* EXERCISE DETAILS
Of the lines below, how many hold the string "Administrative"? Give only the number.

↓↓↓

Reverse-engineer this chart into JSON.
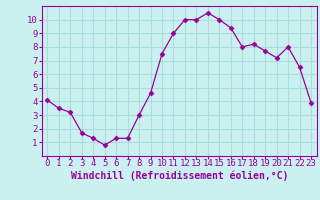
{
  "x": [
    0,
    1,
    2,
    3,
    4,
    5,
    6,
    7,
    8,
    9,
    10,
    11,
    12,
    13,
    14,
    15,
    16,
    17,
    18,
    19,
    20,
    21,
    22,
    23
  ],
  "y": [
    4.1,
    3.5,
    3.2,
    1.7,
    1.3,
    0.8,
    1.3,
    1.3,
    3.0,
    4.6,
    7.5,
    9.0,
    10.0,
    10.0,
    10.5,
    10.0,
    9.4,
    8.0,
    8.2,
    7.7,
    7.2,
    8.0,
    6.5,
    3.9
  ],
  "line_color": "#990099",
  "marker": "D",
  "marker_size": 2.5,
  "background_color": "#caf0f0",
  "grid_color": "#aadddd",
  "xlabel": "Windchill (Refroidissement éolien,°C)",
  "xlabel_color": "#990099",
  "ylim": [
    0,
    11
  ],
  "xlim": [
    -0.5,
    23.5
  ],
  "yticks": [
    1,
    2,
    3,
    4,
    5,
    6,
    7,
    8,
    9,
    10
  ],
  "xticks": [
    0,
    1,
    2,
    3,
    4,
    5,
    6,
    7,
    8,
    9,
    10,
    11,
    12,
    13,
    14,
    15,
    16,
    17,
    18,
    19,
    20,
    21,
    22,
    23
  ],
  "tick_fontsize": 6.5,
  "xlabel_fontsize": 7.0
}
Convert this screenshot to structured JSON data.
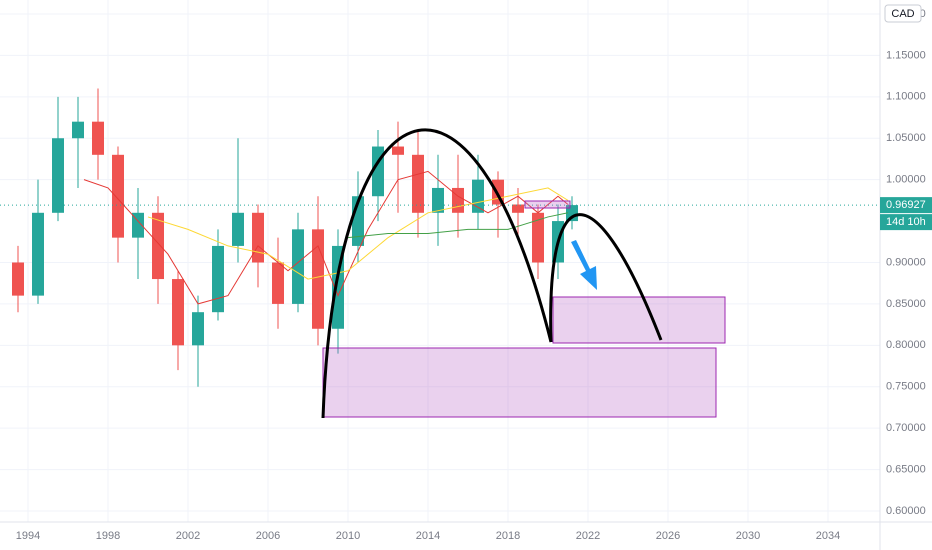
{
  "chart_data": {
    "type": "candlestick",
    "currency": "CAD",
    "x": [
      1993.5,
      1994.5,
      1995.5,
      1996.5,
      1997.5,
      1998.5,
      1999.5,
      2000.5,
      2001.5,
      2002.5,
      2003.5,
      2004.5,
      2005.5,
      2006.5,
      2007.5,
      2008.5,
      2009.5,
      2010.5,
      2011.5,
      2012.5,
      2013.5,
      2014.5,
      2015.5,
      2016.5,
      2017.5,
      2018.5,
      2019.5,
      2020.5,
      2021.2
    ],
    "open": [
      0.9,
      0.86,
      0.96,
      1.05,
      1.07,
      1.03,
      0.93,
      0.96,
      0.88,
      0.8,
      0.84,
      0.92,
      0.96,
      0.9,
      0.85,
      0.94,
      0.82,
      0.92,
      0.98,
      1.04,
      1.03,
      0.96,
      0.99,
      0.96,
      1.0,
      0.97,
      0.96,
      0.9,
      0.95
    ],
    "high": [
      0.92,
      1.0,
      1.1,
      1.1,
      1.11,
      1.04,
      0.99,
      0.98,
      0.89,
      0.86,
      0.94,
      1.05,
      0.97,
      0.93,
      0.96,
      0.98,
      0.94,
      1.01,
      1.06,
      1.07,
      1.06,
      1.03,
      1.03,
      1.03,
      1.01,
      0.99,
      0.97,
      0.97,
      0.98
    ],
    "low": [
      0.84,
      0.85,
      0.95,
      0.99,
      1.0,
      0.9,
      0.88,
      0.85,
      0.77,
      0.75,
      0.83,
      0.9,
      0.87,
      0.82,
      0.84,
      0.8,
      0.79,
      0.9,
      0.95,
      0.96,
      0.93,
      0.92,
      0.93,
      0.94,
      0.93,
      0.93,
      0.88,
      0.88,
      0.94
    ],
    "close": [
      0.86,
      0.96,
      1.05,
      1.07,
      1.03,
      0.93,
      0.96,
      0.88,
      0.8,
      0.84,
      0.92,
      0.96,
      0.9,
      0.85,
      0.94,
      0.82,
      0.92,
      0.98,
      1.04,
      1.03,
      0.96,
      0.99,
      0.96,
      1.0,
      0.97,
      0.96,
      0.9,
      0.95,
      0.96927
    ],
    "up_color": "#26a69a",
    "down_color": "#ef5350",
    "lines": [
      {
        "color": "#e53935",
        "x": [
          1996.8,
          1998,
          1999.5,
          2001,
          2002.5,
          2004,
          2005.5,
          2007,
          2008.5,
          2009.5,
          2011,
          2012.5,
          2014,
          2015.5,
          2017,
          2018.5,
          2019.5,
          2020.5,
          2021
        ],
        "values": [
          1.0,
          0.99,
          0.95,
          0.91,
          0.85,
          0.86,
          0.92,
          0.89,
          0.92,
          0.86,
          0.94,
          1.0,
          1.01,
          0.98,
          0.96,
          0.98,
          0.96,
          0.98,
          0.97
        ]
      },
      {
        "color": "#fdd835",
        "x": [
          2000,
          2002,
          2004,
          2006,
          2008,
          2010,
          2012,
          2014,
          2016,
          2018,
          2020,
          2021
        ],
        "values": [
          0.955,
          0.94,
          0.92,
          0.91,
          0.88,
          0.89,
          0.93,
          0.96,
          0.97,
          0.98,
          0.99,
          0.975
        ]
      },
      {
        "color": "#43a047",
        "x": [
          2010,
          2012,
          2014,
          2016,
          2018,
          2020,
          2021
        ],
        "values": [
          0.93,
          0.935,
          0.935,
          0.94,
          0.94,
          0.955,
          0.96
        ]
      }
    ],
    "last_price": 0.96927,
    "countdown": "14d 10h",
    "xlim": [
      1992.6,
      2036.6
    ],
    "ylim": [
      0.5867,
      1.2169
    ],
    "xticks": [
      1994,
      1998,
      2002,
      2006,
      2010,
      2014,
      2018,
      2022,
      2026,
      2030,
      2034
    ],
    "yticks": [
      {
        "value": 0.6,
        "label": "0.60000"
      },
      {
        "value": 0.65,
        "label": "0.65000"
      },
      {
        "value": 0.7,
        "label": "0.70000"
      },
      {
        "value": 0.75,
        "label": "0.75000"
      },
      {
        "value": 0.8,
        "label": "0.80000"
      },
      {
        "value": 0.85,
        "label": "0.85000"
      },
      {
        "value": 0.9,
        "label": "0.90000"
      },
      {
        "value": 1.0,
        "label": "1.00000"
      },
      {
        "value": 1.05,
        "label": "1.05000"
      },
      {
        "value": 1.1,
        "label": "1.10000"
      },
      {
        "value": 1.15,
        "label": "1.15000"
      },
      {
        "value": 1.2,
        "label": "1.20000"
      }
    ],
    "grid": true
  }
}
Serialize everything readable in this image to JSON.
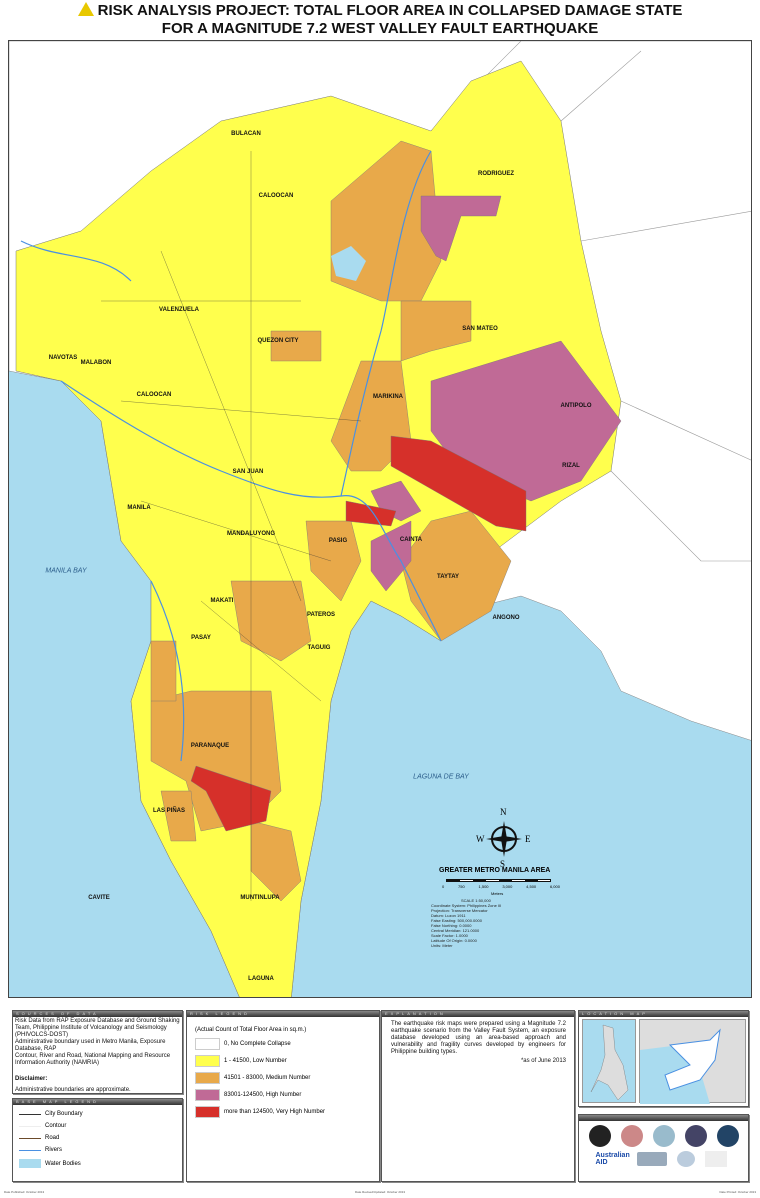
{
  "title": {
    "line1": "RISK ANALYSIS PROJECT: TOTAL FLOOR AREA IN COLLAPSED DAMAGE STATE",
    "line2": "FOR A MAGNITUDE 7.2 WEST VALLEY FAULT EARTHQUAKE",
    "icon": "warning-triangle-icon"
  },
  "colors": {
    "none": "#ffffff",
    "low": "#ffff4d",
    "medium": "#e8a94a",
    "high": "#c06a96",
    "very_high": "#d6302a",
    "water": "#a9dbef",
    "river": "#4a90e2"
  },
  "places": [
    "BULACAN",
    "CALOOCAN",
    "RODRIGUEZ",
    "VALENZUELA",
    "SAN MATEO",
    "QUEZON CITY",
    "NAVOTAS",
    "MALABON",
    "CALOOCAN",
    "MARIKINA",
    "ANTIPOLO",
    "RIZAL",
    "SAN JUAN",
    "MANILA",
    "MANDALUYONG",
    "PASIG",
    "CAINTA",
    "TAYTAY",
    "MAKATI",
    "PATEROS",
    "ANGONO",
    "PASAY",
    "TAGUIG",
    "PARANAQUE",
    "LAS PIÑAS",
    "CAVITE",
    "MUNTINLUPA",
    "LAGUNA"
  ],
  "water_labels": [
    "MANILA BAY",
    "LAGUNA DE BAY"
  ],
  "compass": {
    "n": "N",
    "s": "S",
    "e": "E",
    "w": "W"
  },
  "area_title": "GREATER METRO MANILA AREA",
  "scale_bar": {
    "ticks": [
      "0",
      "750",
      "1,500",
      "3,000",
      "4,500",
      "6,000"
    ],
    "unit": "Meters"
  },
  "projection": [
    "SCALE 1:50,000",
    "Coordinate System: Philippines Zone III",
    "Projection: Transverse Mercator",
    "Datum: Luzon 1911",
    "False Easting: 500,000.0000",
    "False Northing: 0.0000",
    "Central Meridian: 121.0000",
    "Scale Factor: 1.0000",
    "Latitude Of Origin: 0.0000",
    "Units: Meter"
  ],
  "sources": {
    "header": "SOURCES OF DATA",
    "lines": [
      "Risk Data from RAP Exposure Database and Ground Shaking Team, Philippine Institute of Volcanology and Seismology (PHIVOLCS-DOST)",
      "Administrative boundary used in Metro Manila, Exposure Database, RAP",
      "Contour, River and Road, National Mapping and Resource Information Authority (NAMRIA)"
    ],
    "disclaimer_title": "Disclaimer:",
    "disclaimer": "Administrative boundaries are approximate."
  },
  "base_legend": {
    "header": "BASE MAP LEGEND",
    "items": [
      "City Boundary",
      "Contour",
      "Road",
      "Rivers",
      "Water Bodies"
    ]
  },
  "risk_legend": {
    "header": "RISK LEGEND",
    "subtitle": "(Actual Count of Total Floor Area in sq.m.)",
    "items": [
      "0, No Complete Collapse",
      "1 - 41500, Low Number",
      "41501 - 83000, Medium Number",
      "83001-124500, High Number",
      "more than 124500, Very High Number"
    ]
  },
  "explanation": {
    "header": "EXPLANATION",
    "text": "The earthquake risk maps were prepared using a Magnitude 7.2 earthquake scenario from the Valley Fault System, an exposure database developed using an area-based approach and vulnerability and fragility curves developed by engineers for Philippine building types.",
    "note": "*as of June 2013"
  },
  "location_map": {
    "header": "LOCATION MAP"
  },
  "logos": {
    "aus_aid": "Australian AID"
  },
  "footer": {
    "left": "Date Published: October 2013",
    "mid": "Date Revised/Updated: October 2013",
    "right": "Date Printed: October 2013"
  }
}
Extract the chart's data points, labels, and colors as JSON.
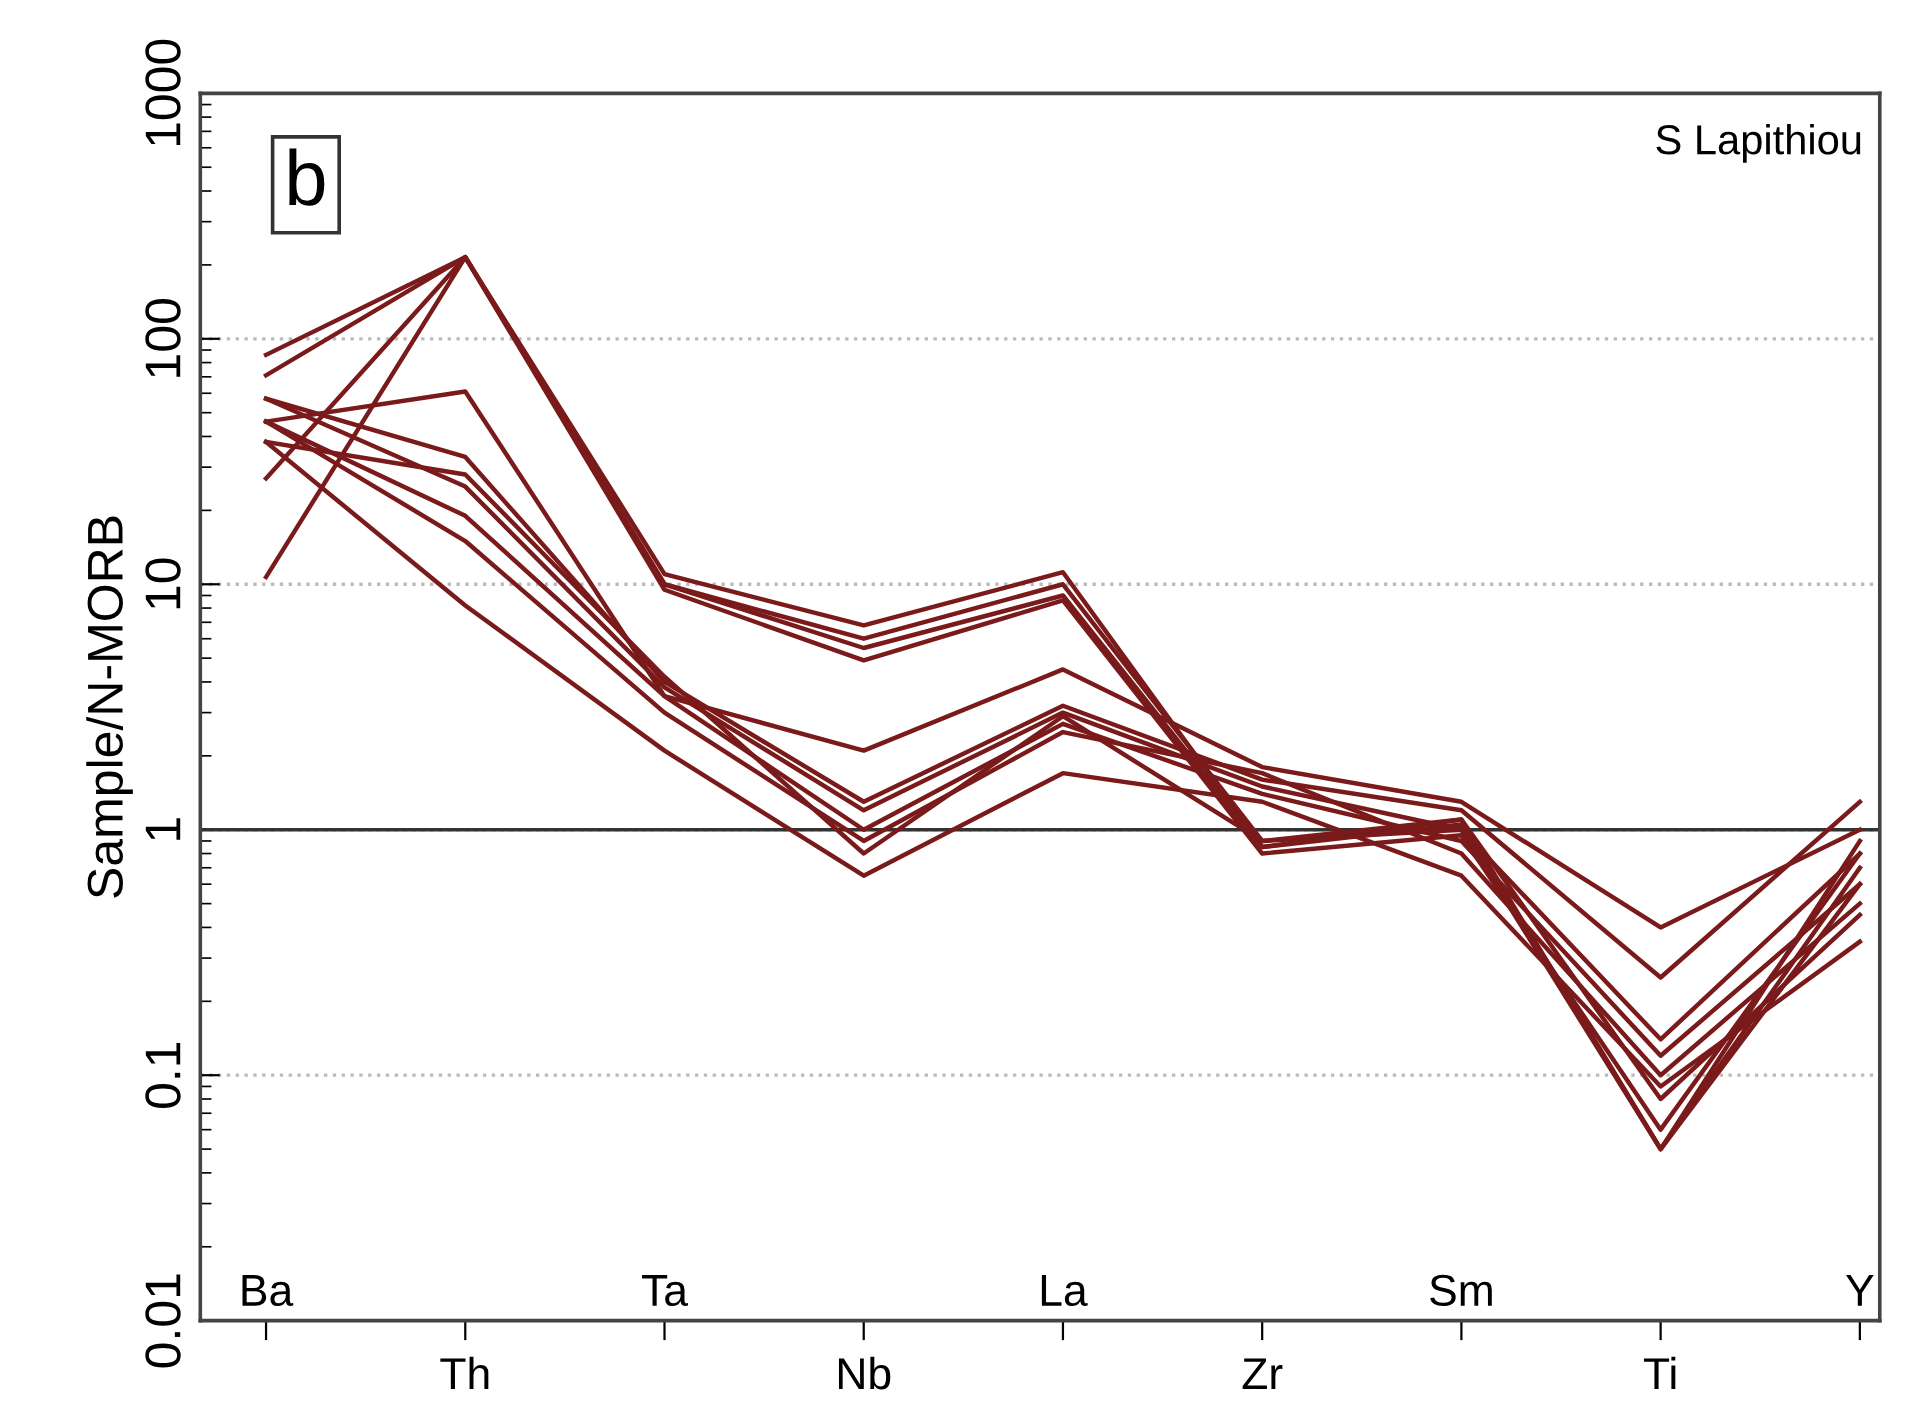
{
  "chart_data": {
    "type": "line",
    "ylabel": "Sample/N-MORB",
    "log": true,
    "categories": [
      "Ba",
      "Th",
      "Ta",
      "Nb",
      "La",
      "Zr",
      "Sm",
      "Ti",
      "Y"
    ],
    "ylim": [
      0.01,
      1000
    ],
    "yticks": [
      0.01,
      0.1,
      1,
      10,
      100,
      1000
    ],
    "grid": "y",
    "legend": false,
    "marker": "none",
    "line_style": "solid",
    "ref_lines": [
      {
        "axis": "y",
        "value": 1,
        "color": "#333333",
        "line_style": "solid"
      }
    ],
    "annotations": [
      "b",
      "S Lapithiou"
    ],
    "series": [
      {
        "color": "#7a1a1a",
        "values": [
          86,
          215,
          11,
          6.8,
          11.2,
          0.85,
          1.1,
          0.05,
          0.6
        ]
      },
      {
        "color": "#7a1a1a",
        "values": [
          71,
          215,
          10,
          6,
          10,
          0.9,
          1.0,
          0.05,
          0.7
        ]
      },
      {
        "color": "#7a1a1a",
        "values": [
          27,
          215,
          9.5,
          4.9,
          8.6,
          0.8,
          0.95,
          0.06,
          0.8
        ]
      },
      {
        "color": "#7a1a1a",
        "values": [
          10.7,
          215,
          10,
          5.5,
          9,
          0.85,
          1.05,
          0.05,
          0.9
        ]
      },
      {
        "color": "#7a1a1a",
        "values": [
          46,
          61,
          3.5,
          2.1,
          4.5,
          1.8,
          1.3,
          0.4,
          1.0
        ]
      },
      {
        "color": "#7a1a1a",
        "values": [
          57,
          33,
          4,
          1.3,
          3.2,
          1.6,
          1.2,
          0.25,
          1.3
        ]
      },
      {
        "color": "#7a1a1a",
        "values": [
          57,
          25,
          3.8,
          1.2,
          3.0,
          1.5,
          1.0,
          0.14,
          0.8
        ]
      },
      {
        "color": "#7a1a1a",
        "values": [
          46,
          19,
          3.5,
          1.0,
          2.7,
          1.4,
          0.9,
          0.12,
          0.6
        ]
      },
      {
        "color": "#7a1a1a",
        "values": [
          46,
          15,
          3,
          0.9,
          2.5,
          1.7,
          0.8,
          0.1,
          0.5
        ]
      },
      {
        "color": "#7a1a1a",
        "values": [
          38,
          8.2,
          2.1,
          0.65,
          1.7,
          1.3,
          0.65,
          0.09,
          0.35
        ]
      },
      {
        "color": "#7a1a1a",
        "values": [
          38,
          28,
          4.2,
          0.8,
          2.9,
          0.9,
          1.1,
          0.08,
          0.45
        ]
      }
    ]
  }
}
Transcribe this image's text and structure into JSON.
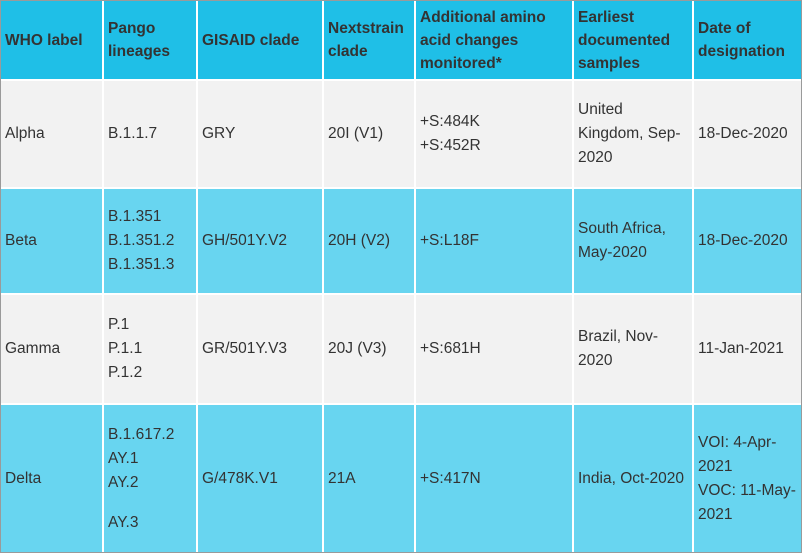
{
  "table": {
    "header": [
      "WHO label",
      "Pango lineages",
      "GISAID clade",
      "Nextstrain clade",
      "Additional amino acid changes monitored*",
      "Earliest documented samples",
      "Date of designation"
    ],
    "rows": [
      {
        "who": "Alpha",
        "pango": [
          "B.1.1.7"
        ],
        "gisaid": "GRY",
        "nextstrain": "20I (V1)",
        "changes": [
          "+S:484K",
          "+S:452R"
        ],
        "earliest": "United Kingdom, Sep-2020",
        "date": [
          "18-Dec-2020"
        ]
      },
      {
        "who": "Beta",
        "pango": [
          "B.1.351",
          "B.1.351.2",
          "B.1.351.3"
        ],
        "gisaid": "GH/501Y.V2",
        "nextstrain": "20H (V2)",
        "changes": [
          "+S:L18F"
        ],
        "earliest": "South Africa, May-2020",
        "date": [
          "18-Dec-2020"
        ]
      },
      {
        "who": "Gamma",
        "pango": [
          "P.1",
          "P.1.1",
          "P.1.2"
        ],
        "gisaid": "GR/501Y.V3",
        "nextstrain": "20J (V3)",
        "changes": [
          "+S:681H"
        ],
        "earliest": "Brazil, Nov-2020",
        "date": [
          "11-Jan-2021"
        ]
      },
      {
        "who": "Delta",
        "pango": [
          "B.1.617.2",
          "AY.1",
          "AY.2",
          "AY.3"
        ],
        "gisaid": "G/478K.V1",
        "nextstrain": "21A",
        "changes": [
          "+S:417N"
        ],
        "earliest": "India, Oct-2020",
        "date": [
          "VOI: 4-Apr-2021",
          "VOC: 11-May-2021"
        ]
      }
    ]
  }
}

↑↑↑

* ANSWER TO THE EXERCISE
2